Written instruction
Scan the entries below and extract each line with the word "range" in it.

═══ Data to process

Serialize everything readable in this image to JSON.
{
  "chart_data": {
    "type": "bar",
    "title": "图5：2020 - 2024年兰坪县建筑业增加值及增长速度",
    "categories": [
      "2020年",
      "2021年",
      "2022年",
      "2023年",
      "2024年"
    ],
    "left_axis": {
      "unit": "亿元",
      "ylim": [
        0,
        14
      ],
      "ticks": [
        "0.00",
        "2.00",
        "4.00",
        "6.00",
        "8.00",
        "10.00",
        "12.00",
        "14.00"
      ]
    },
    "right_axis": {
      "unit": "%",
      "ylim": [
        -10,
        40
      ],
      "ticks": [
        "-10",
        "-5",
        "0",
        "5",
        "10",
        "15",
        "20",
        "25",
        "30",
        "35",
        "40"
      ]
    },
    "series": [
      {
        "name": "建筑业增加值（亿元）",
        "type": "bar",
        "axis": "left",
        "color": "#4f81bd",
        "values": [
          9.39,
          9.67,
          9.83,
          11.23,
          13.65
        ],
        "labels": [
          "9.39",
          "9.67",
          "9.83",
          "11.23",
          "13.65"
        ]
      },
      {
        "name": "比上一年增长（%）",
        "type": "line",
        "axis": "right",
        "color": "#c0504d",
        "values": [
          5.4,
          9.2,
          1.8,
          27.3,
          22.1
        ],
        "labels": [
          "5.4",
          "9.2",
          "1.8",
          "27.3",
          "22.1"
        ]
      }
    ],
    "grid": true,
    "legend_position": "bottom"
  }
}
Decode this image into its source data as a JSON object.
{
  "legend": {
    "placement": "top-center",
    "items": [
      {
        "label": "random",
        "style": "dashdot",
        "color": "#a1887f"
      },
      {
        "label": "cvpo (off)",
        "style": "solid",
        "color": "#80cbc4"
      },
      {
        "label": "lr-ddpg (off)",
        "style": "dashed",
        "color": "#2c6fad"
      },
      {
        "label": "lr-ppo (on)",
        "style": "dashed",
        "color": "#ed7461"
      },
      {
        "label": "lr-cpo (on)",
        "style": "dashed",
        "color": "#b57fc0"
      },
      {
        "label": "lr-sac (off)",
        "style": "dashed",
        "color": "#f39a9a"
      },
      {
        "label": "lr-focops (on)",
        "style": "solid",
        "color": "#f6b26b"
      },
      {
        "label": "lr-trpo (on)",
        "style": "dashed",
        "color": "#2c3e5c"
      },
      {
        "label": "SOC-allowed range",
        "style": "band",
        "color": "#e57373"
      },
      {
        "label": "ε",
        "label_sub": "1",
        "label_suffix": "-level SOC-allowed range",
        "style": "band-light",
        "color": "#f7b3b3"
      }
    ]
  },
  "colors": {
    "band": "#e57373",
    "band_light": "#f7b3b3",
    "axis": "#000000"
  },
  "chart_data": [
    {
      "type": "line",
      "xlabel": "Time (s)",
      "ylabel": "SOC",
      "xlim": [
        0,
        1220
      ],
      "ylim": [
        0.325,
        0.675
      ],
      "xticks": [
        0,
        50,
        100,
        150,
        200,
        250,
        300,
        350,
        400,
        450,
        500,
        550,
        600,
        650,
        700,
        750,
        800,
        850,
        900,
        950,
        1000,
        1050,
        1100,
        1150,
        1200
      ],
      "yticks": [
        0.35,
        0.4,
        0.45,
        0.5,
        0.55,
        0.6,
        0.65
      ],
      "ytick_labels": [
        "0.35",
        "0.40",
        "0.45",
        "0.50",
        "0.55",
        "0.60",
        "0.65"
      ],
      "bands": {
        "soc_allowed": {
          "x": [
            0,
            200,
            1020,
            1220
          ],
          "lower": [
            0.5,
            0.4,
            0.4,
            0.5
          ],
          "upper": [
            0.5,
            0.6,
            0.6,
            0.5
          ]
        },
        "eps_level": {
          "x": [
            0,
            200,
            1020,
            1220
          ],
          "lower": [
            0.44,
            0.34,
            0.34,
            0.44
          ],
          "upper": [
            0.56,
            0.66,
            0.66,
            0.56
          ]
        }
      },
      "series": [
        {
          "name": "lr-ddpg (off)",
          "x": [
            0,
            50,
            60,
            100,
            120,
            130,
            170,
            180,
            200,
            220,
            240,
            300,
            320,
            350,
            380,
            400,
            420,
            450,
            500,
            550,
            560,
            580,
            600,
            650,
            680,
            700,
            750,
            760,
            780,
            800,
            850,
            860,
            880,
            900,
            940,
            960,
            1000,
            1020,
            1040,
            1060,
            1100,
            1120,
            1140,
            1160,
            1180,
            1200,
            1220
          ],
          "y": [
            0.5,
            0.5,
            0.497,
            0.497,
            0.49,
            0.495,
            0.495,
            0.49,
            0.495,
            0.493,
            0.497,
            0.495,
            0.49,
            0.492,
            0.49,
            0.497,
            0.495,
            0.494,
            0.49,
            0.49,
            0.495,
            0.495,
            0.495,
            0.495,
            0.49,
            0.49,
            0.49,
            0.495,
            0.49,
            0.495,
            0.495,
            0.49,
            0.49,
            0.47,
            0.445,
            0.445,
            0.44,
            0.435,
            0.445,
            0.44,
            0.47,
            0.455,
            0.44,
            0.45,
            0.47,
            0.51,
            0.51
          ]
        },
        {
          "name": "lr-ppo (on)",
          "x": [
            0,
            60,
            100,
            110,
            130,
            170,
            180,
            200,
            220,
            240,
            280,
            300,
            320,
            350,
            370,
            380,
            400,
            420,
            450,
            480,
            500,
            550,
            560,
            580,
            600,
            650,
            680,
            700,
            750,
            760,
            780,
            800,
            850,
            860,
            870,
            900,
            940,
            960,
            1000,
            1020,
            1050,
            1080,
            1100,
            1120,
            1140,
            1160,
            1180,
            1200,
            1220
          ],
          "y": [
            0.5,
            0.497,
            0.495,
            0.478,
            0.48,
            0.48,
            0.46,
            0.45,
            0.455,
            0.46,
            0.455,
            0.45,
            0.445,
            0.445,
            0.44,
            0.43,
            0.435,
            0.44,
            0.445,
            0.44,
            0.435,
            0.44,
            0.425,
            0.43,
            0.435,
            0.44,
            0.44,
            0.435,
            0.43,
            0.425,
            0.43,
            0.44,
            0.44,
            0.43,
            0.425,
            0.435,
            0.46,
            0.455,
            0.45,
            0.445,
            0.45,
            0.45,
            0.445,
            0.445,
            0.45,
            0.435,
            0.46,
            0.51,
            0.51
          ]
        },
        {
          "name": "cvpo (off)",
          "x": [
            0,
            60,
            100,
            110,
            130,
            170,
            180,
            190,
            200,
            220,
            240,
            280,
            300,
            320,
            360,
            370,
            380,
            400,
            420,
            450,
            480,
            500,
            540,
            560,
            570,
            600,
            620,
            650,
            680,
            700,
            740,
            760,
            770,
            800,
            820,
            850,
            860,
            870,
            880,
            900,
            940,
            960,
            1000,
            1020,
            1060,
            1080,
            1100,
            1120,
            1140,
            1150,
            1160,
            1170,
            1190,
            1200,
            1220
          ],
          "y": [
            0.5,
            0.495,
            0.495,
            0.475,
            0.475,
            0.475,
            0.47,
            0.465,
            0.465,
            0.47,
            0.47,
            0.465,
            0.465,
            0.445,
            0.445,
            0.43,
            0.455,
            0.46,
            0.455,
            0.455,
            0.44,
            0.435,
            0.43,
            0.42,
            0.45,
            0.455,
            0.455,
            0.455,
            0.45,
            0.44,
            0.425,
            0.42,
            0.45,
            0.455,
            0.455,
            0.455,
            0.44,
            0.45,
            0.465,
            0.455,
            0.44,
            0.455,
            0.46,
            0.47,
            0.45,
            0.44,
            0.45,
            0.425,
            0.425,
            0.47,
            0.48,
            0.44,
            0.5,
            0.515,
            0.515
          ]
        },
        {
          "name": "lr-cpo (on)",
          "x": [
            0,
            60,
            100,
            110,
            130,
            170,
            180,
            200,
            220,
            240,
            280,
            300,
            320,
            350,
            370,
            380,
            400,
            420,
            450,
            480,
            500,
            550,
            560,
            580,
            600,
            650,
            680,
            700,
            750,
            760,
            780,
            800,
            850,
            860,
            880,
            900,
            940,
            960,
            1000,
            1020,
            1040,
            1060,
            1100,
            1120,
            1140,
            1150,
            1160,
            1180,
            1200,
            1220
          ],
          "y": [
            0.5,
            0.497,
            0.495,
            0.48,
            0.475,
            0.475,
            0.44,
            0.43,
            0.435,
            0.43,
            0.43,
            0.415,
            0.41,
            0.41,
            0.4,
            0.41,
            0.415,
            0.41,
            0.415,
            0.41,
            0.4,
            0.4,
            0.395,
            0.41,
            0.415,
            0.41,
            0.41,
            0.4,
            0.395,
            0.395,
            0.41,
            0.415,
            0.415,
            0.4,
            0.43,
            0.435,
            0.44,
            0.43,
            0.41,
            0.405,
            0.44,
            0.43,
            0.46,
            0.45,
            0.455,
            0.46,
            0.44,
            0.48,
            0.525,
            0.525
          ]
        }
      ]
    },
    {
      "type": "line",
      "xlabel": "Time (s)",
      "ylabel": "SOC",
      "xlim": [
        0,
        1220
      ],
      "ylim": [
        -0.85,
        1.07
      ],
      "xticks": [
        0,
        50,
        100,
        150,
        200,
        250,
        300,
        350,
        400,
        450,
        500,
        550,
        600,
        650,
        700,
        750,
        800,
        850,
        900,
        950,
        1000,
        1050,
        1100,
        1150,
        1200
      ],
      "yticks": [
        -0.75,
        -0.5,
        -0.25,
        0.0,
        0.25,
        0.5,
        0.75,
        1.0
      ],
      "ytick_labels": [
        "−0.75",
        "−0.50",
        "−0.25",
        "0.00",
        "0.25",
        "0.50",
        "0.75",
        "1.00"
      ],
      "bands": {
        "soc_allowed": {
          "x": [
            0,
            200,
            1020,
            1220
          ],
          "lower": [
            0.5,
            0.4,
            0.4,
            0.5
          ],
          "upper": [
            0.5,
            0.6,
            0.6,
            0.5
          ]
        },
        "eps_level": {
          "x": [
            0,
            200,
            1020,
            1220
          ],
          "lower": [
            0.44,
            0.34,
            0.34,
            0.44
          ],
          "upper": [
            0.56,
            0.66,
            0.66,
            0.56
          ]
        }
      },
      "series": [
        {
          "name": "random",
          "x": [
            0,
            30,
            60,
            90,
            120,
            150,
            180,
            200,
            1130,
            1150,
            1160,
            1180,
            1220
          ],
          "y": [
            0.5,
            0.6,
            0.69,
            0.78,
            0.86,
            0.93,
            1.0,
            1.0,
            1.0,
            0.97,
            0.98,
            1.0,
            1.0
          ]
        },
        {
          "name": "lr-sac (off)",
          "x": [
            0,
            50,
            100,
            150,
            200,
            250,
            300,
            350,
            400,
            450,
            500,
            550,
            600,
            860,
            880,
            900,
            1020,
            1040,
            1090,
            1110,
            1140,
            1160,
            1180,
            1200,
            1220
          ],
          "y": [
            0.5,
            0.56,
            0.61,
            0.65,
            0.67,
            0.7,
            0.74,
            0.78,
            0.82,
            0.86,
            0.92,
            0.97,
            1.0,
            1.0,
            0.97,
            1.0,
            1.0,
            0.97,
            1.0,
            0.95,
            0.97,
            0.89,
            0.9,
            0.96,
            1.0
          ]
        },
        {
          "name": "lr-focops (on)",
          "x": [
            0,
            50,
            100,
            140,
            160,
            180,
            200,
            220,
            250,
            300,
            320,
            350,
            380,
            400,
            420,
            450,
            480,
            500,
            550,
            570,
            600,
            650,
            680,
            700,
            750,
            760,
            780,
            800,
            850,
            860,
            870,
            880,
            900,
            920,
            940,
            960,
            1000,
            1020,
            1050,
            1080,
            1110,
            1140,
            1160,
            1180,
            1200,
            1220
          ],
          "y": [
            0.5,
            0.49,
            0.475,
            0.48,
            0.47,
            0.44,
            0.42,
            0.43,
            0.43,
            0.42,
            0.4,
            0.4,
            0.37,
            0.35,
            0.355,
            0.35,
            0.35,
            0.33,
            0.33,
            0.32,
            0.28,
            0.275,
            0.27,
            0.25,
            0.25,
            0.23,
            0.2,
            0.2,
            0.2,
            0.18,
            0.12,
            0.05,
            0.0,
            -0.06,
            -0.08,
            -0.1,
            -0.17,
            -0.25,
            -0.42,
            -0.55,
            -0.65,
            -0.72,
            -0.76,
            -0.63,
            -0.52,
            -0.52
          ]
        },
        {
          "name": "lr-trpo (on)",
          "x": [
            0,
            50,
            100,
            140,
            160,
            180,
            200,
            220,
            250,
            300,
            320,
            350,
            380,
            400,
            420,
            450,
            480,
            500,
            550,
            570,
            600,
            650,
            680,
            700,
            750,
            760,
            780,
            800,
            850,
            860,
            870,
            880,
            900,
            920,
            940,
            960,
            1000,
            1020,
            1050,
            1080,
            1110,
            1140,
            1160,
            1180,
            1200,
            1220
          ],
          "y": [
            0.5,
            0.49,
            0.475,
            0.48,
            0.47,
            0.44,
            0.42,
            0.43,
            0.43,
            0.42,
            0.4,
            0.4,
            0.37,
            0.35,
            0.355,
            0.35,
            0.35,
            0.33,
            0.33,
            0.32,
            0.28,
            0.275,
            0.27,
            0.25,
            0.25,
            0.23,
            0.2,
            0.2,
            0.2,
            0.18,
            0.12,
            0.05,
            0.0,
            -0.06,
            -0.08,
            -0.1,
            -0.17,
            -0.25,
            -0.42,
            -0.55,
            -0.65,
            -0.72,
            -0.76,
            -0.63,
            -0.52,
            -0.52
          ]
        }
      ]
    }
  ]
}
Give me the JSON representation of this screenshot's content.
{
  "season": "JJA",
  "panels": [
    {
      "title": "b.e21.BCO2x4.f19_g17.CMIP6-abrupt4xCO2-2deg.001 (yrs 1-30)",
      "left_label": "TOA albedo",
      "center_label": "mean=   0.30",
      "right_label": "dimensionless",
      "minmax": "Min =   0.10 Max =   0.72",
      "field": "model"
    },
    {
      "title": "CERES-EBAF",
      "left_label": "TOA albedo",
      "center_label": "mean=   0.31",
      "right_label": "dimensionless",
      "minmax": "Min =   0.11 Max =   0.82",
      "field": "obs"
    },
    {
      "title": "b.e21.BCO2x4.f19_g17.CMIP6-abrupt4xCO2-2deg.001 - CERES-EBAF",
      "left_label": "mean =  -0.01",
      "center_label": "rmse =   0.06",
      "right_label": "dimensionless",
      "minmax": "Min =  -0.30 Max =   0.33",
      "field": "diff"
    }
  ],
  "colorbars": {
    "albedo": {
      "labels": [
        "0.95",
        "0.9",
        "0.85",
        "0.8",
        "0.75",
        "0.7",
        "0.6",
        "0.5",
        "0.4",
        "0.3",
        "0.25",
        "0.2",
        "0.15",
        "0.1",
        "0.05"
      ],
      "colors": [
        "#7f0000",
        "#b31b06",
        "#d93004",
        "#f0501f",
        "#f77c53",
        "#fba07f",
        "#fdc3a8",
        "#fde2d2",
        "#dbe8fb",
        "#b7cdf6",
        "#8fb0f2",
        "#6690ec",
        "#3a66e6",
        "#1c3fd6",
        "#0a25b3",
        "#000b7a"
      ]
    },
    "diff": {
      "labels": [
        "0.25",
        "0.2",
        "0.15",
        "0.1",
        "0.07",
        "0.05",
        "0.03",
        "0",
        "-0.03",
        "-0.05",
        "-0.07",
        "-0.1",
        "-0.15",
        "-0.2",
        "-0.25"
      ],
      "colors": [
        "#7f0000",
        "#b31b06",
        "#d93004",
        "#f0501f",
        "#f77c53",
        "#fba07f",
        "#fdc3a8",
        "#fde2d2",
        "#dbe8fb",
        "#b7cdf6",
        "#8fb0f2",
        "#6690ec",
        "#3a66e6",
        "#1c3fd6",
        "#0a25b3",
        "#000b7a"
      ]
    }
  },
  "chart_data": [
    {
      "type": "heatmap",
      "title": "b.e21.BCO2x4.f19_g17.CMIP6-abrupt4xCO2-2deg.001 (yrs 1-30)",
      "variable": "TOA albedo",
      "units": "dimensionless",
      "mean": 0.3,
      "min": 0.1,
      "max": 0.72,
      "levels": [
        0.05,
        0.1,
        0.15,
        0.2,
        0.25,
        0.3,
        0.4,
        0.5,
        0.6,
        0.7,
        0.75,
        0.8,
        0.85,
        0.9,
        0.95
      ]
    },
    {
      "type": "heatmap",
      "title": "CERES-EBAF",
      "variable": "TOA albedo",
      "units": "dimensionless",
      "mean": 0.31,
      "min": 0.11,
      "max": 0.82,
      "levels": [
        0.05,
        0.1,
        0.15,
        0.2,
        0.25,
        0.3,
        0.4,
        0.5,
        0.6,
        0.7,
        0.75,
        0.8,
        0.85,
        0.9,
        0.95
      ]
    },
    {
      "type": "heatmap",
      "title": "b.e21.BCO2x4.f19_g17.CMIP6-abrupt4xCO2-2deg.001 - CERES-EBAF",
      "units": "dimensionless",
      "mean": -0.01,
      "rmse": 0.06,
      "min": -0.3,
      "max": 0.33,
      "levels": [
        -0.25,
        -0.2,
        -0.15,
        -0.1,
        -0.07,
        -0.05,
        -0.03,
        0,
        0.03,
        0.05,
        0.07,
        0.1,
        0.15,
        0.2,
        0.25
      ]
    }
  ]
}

══════

Solution to this exercise
        "label": "SOC-allowed range",
        "label_suffix": "-level SOC-allowed range",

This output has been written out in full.